* _GIVEN EXERCISE_: Pictures stay out of the copy; restate everything else in the material exactly.

* _DATASET_:
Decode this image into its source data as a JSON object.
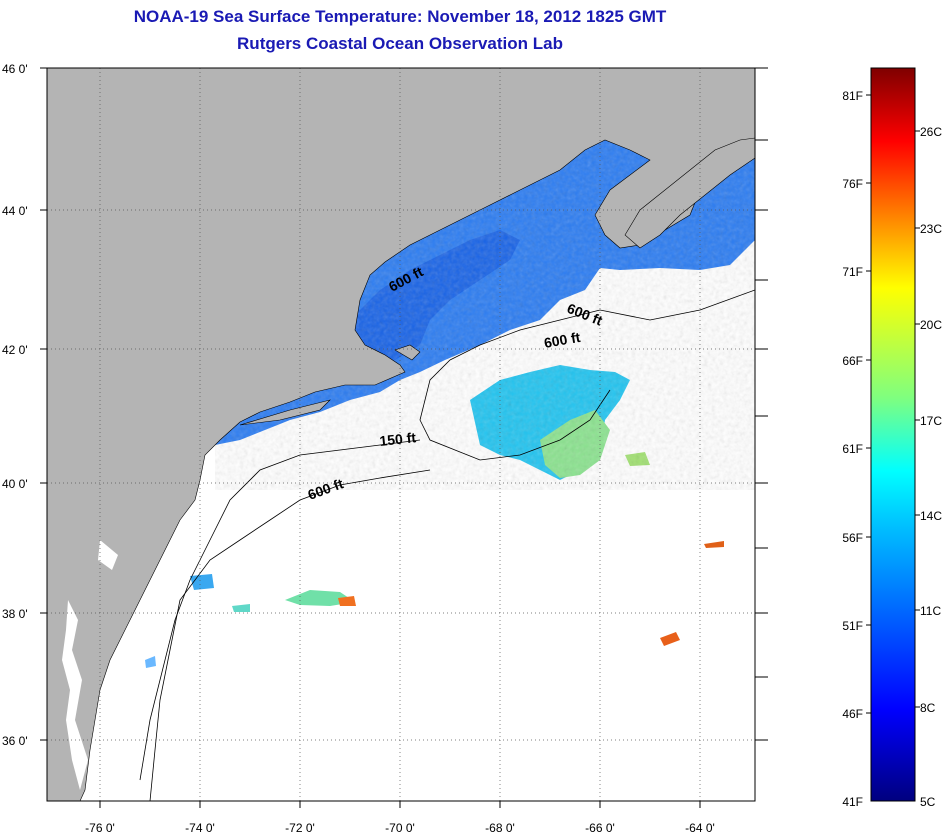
{
  "title": "NOAA-19 Sea Surface Temperature:  November 18, 2012 1825 GMT",
  "subtitle": "Rutgers Coastal Ocean Observation Lab",
  "map": {
    "lon_range": [
      -77,
      -63
    ],
    "lat_range": [
      35,
      46
    ],
    "lon_ticks": [
      "-76 0'",
      "-74 0'",
      "-72 0'",
      "-70 0'",
      "-68 0'",
      "-66 0'",
      "-64 0'"
    ],
    "lat_ticks": [
      "46 0'",
      "44 0'",
      "42 0'",
      "40 0'",
      "38 0'",
      "36 0'"
    ],
    "grid": "dotted",
    "land_color": "#b4b4b4",
    "no_data_color": "#ffffff",
    "contour_labels": [
      "600 ft",
      "600 ft",
      "600 ft",
      "150 ft",
      "600 ft"
    ]
  },
  "colorbar": {
    "fahrenheit_labels": [
      "81F",
      "76F",
      "71F",
      "66F",
      "61F",
      "56F",
      "51F",
      "46F",
      "41F"
    ],
    "celsius_labels": [
      "26C",
      "23C",
      "20C",
      "17C",
      "14C",
      "11C",
      "8C",
      "5C"
    ],
    "colormap": "jet",
    "colors": [
      "#00007f",
      "#0000ff",
      "#007fff",
      "#00ffff",
      "#7fff7f",
      "#ffff00",
      "#ff7f00",
      "#ff0000",
      "#7f0000"
    ]
  }
}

* _CORRECT OUTPUT_:
Decode this image into its source data as a JSON object.
{
  "title": "NOAA-19 Sea Surface Temperature:  November 18, 2012 1825 GMT",
  "subtitle": "Rutgers Coastal Ocean Observation Lab",
  "map": {
    "lon_range": [
      -77,
      -63
    ],
    "lat_range": [
      35,
      46
    ],
    "lon_ticks": [
      "-76 0'",
      "-74 0'",
      "-72 0'",
      "-70 0'",
      "-68 0'",
      "-66 0'",
      "-64 0'"
    ],
    "lat_ticks": [
      "46 0'",
      "44 0'",
      "42 0'",
      "40 0'",
      "38 0'",
      "36 0'"
    ],
    "grid": "dotted",
    "land_color": "#b4b4b4",
    "no_data_color": "#ffffff",
    "contour_labels": [
      "600 ft",
      "600 ft",
      "600 ft",
      "150 ft",
      "600 ft"
    ]
  },
  "colorbar": {
    "fahrenheit_labels": [
      "81F",
      "76F",
      "71F",
      "66F",
      "61F",
      "56F",
      "51F",
      "46F",
      "41F"
    ],
    "celsius_labels": [
      "26C",
      "23C",
      "20C",
      "17C",
      "14C",
      "11C",
      "8C",
      "5C"
    ],
    "colormap": "jet",
    "colors": [
      "#00007f",
      "#0000ff",
      "#007fff",
      "#00ffff",
      "#7fff7f",
      "#ffff00",
      "#ff7f00",
      "#ff0000",
      "#7f0000"
    ]
  }
}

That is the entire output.